**Excerpts from a figure dataset**
+ + + + +

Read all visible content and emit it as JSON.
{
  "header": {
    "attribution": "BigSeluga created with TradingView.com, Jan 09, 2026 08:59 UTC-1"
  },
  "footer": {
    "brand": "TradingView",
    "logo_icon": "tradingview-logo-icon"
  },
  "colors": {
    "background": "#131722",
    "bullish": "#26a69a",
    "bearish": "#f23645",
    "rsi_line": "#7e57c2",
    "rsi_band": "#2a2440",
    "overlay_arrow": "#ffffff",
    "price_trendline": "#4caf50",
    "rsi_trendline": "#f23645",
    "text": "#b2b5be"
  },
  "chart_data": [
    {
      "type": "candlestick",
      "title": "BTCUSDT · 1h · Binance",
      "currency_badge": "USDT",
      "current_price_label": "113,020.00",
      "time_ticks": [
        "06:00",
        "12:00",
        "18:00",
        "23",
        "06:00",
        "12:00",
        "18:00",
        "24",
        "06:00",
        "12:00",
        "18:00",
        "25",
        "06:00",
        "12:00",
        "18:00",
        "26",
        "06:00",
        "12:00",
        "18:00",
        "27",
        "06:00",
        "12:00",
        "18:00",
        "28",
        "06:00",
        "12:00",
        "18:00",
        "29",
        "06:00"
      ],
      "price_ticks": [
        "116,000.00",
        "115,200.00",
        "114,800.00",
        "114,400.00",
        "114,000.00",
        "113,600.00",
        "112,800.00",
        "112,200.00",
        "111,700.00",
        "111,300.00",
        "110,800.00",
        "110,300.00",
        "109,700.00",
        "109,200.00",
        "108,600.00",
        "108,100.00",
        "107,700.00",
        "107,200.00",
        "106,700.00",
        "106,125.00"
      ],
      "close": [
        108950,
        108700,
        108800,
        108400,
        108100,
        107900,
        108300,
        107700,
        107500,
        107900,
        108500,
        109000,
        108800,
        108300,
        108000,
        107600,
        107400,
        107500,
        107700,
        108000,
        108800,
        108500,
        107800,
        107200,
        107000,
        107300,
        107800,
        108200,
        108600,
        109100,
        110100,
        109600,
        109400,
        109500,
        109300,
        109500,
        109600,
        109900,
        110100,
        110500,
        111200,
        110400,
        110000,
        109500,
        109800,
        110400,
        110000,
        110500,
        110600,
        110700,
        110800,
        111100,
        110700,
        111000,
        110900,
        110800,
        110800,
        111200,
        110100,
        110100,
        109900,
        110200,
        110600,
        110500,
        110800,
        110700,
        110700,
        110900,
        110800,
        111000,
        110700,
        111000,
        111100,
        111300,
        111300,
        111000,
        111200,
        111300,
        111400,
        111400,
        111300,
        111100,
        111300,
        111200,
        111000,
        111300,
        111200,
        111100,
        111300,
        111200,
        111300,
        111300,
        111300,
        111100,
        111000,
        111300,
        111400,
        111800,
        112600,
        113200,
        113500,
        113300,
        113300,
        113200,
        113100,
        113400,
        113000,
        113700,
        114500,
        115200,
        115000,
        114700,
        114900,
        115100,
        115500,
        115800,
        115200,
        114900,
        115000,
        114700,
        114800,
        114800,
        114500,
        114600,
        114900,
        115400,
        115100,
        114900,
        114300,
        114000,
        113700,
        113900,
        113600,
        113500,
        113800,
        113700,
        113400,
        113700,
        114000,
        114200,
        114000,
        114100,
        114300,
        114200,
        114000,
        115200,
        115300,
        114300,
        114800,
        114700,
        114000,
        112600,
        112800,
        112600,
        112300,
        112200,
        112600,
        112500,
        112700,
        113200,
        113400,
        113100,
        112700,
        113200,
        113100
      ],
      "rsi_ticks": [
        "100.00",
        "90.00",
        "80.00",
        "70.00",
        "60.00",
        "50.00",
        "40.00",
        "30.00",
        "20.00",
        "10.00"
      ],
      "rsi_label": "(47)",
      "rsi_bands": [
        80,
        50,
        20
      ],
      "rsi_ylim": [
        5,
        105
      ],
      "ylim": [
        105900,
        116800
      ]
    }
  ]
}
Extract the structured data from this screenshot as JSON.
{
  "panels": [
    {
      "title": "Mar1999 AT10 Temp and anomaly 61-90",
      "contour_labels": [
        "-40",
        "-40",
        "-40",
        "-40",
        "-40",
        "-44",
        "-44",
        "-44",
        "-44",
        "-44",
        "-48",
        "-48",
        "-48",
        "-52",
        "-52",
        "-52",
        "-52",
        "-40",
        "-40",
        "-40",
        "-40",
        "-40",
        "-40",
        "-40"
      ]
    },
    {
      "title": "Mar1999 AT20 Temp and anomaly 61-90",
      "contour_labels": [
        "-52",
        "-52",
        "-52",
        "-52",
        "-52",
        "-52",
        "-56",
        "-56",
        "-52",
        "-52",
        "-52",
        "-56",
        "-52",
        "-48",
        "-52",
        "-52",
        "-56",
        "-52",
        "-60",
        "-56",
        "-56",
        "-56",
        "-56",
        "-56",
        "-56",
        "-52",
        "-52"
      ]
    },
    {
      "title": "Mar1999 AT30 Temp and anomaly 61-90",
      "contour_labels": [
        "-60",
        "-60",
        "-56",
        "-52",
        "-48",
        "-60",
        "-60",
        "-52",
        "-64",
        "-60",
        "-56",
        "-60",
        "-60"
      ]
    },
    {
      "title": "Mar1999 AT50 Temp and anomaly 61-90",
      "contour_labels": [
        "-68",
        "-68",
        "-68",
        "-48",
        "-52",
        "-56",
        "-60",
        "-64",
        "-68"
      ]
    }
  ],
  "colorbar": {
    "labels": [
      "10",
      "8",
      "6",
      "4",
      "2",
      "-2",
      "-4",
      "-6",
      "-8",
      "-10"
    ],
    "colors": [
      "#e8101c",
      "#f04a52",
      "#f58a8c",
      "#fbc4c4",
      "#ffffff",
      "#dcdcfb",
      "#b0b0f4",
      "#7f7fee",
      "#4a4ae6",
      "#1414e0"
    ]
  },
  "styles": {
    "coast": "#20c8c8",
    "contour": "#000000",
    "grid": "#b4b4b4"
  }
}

+ + + + +

**DESCRIPTION OF THE TASK**
Write out every entry word for word.

**SOLUTION TO THIS PROBLEM**
Read all visible content and emit it as JSON.
{
  "header": {
    "attribution": "BigSeluga created with TradingView.com, Jan 09, 2026 08:59 UTC-1"
  },
  "footer": {
    "brand": "TradingView",
    "logo_icon": "tradingview-logo-icon"
  },
  "colors": {
    "background": "#131722",
    "bullish": "#26a69a",
    "bearish": "#f23645",
    "rsi_line": "#7e57c2",
    "rsi_band": "#2a2440",
    "overlay_arrow": "#ffffff",
    "price_trendline": "#4caf50",
    "rsi_trendline": "#f23645",
    "text": "#b2b5be"
  },
  "chart_data": [
    {
      "type": "candlestick",
      "title": "BTCUSDT · 1h · Binance",
      "currency_badge": "USDT",
      "current_price_label": "113,020.00",
      "time_ticks": [
        "06:00",
        "12:00",
        "18:00",
        "23",
        "06:00",
        "12:00",
        "18:00",
        "24",
        "06:00",
        "12:00",
        "18:00",
        "25",
        "06:00",
        "12:00",
        "18:00",
        "26",
        "06:00",
        "12:00",
        "18:00",
        "27",
        "06:00",
        "12:00",
        "18:00",
        "28",
        "06:00",
        "12:00",
        "18:00",
        "29",
        "06:00"
      ],
      "price_ticks": [
        "116,000.00",
        "115,200.00",
        "114,800.00",
        "114,400.00",
        "114,000.00",
        "113,600.00",
        "112,800.00",
        "112,200.00",
        "111,700.00",
        "111,300.00",
        "110,800.00",
        "110,300.00",
        "109,700.00",
        "109,200.00",
        "108,600.00",
        "108,100.00",
        "107,700.00",
        "107,200.00",
        "106,700.00",
        "106,125.00"
      ],
      "close": [
        108950,
        108700,
        108800,
        108400,
        108100,
        107900,
        108300,
        107700,
        107500,
        107900,
        108500,
        109000,
        108800,
        108300,
        108000,
        107600,
        107400,
        107500,
        107700,
        108000,
        108800,
        108500,
        107800,
        107200,
        107000,
        107300,
        107800,
        108200,
        108600,
        109100,
        110100,
        109600,
        109400,
        109500,
        109300,
        109500,
        109600,
        109900,
        110100,
        110500,
        111200,
        110400,
        110000,
        109500,
        109800,
        110400,
        110000,
        110500,
        110600,
        110700,
        110800,
        111100,
        110700,
        111000,
        110900,
        110800,
        110800,
        111200,
        110100,
        110100,
        109900,
        110200,
        110600,
        110500,
        110800,
        110700,
        110700,
        110900,
        110800,
        111000,
        110700,
        111000,
        111100,
        111300,
        111300,
        111000,
        111200,
        111300,
        111400,
        111400,
        111300,
        111100,
        111300,
        111200,
        111000,
        111300,
        111200,
        111100,
        111300,
        111200,
        111300,
        111300,
        111300,
        111100,
        111000,
        111300,
        111400,
        111800,
        112600,
        113200,
        113500,
        113300,
        113300,
        113200,
        113100,
        113400,
        113000,
        113700,
        114500,
        115200,
        115000,
        114700,
        114900,
        115100,
        115500,
        115800,
        115200,
        114900,
        115000,
        114700,
        114800,
        114800,
        114500,
        114600,
        114900,
        115400,
        115100,
        114900,
        114300,
        114000,
        113700,
        113900,
        113600,
        113500,
        113800,
        113700,
        113400,
        113700,
        114000,
        114200,
        114000,
        114100,
        114300,
        114200,
        114000,
        115200,
        115300,
        114300,
        114800,
        114700,
        114000,
        112600,
        112800,
        112600,
        112300,
        112200,
        112600,
        112500,
        112700,
        113200,
        113400,
        113100,
        112700,
        113200,
        113100
      ],
      "rsi_ticks": [
        "100.00",
        "90.00",
        "80.00",
        "70.00",
        "60.00",
        "50.00",
        "40.00",
        "30.00",
        "20.00",
        "10.00"
      ],
      "rsi_label": "(47)",
      "rsi_bands": [
        80,
        50,
        20
      ],
      "rsi_ylim": [
        5,
        105
      ],
      "ylim": [
        105900,
        116800
      ]
    }
  ]
}
Extract the structured data from this screenshot as JSON.
{
  "panels": [
    {
      "title": "Mar1999 AT10 Temp and anomaly 61-90",
      "contour_labels": [
        "-40",
        "-40",
        "-40",
        "-40",
        "-40",
        "-44",
        "-44",
        "-44",
        "-44",
        "-44",
        "-48",
        "-48",
        "-48",
        "-52",
        "-52",
        "-52",
        "-52",
        "-40",
        "-40",
        "-40",
        "-40",
        "-40",
        "-40",
        "-40"
      ]
    },
    {
      "title": "Mar1999 AT20 Temp and anomaly 61-90",
      "contour_labels": [
        "-52",
        "-52",
        "-52",
        "-52",
        "-52",
        "-52",
        "-56",
        "-56",
        "-52",
        "-52",
        "-52",
        "-56",
        "-52",
        "-48",
        "-52",
        "-52",
        "-56",
        "-52",
        "-60",
        "-56",
        "-56",
        "-56",
        "-56",
        "-56",
        "-56",
        "-52",
        "-52"
      ]
    },
    {
      "title": "Mar1999 AT30 Temp and anomaly 61-90",
      "contour_labels": [
        "-60",
        "-60",
        "-56",
        "-52",
        "-48",
        "-60",
        "-60",
        "-52",
        "-64",
        "-60",
        "-56",
        "-60",
        "-60"
      ]
    },
    {
      "title": "Mar1999 AT50 Temp and anomaly 61-90",
      "contour_labels": [
        "-68",
        "-68",
        "-68",
        "-48",
        "-52",
        "-56",
        "-60",
        "-64",
        "-68"
      ]
    }
  ],
  "colorbar": {
    "labels": [
      "10",
      "8",
      "6",
      "4",
      "2",
      "-2",
      "-4",
      "-6",
      "-8",
      "-10"
    ],
    "colors": [
      "#e8101c",
      "#f04a52",
      "#f58a8c",
      "#fbc4c4",
      "#ffffff",
      "#dcdcfb",
      "#b0b0f4",
      "#7f7fee",
      "#4a4ae6",
      "#1414e0"
    ]
  },
  "styles": {
    "coast": "#20c8c8",
    "contour": "#000000",
    "grid": "#b4b4b4"
  }
}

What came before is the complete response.